>> BEGIN
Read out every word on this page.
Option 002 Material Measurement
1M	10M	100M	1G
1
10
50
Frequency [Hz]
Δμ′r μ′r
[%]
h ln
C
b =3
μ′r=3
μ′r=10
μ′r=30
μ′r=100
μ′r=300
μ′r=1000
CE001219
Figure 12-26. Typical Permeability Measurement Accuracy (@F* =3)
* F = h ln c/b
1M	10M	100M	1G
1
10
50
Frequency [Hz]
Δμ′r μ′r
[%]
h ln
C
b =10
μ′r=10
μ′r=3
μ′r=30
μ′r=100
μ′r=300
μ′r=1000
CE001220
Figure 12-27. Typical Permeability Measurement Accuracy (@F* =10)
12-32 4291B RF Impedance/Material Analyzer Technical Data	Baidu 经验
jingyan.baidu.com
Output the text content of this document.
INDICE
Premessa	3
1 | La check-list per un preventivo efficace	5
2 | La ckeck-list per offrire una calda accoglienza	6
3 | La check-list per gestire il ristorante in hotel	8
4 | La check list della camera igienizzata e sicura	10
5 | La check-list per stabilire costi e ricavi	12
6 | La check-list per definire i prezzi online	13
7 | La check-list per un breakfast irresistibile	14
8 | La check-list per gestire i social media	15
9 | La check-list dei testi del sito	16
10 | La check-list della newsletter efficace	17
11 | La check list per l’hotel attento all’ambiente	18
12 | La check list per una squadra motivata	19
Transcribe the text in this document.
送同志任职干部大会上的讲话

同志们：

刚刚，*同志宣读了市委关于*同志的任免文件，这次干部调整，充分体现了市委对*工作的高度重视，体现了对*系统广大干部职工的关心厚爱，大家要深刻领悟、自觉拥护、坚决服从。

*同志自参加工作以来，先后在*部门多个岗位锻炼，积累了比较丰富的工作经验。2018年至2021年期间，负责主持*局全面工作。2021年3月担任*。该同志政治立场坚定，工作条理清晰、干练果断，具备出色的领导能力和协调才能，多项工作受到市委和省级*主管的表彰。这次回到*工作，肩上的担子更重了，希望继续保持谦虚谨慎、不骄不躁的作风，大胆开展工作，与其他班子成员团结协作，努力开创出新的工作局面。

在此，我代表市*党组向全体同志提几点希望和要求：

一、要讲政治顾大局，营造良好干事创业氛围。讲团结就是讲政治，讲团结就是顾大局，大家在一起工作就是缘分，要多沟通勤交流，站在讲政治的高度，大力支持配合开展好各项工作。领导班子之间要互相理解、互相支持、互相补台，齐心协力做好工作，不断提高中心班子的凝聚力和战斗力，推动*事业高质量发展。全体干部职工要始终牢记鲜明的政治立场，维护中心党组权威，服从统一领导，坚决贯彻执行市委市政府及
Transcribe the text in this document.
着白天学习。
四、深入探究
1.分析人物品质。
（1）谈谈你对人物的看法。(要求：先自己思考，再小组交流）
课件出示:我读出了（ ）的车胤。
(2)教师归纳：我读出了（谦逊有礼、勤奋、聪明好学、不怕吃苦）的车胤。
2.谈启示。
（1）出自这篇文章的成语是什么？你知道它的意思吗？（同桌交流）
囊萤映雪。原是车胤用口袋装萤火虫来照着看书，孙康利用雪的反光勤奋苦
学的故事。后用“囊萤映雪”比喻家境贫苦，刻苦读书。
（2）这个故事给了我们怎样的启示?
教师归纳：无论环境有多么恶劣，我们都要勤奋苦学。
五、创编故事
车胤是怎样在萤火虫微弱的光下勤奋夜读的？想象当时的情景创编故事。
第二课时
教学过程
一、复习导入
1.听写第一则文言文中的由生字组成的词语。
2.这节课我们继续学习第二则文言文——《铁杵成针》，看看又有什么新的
>> END
* AIM: Go through the listing above and locate each line that holds the word "Accuracy". Copy those lines.

* RESULT:
Figure 12-26. Typical Permeability Measurement Accuracy (@F* =3)
Figure 12-27. Typical Permeability Measurement Accuracy (@F* =10)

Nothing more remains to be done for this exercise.